-- START Provided entries --

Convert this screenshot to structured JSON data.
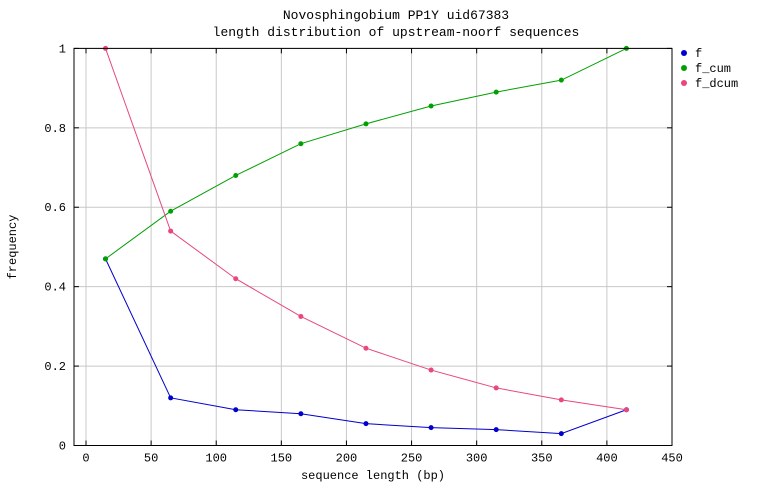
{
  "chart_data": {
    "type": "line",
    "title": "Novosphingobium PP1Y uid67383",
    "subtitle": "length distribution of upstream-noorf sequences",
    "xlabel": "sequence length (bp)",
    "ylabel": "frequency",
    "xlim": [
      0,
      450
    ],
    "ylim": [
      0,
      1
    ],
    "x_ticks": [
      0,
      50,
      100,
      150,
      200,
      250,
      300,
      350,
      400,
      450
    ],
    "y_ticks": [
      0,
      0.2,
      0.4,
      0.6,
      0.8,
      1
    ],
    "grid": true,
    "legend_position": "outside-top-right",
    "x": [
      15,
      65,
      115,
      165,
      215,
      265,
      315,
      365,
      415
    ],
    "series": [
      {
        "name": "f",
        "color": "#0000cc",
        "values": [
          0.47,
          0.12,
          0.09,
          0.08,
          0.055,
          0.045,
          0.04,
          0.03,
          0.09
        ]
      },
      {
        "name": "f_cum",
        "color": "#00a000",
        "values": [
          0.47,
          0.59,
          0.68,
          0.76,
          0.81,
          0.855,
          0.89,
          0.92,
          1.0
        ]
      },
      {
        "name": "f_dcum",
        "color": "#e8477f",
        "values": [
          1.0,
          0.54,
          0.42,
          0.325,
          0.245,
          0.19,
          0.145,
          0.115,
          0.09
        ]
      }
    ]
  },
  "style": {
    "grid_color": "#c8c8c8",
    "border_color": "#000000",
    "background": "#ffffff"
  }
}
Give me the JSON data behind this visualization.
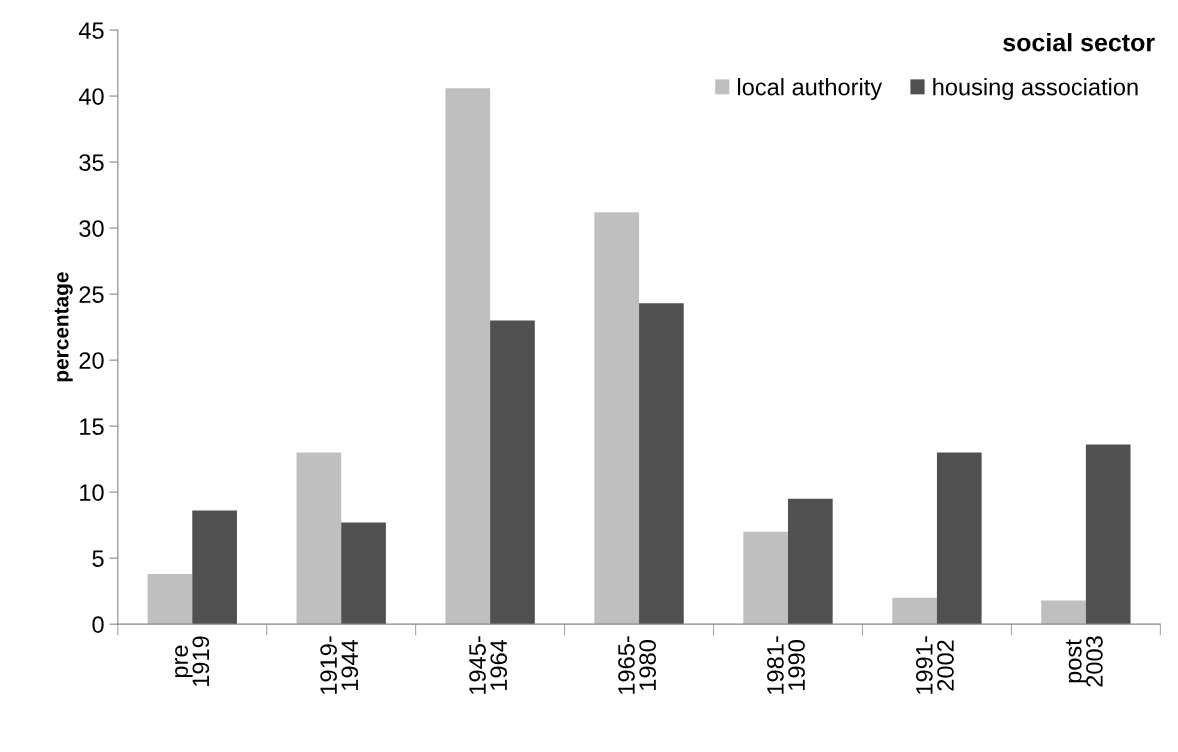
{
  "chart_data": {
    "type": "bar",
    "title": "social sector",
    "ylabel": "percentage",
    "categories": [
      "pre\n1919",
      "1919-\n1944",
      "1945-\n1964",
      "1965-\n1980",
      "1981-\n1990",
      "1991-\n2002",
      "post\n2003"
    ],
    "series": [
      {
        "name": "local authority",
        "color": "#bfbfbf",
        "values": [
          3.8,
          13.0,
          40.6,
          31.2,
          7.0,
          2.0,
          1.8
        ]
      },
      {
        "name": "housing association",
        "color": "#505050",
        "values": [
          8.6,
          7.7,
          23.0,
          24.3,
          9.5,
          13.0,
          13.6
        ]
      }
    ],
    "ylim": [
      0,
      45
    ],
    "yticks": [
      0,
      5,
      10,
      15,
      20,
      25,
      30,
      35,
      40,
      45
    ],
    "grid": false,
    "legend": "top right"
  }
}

-- END Provided entries --
-- START Provided entries --

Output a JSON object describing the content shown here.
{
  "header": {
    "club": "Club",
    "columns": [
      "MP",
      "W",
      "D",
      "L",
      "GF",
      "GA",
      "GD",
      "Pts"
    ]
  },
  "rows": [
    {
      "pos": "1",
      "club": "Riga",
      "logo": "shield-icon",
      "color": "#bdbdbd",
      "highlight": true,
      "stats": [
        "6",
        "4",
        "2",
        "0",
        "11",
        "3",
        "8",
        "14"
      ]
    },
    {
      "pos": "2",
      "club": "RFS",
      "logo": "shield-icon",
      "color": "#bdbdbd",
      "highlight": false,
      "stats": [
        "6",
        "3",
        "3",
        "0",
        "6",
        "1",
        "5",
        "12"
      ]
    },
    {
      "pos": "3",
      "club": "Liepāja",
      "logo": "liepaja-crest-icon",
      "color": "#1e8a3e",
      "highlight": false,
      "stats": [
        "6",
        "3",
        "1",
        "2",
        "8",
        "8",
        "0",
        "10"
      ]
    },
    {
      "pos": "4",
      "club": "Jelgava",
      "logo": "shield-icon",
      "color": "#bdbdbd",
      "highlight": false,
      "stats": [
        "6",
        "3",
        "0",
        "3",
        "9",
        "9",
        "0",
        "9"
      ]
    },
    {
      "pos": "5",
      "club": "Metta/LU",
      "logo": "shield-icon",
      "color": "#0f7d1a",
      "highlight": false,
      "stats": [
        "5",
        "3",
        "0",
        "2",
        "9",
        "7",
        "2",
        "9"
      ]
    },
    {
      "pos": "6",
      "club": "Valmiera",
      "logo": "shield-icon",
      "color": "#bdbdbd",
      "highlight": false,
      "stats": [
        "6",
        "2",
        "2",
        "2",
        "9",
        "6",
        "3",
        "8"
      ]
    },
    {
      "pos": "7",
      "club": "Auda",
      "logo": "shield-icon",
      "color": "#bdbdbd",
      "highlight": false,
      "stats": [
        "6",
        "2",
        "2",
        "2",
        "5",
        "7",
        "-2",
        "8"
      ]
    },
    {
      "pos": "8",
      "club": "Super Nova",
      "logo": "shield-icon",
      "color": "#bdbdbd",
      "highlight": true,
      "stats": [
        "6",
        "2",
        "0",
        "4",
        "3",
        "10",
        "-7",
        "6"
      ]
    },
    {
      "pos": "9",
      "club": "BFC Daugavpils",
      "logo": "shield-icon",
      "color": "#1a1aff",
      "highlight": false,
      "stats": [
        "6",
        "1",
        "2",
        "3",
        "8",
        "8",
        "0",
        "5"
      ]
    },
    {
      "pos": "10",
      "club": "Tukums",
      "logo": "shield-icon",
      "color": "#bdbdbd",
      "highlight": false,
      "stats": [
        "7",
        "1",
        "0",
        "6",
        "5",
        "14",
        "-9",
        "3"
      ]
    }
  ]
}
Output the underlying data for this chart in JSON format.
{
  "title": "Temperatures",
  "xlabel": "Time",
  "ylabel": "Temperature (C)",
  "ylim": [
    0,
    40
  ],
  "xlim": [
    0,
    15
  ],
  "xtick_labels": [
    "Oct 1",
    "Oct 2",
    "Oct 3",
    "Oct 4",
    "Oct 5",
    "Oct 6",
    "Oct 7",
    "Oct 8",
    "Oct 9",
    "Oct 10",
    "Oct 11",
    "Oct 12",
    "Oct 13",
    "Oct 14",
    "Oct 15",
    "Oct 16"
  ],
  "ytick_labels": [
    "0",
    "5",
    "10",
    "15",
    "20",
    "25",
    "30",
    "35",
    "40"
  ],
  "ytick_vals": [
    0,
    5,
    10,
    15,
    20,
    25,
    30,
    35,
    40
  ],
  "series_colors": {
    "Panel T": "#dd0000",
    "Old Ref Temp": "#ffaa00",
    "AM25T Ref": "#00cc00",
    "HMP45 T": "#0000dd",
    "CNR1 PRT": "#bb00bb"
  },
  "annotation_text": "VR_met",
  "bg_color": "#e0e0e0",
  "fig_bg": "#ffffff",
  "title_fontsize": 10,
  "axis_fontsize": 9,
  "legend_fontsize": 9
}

-- END Provided entries --

* Exercise prompt
In the material above, show every line where the word "JSON" turns up.

* Final result
Convert this screenshot to structured JSON data.
Give me the JSON data behind this visualization.
Output a JSON object describing the content shown here.
Output the underlying data for this chart in JSON format.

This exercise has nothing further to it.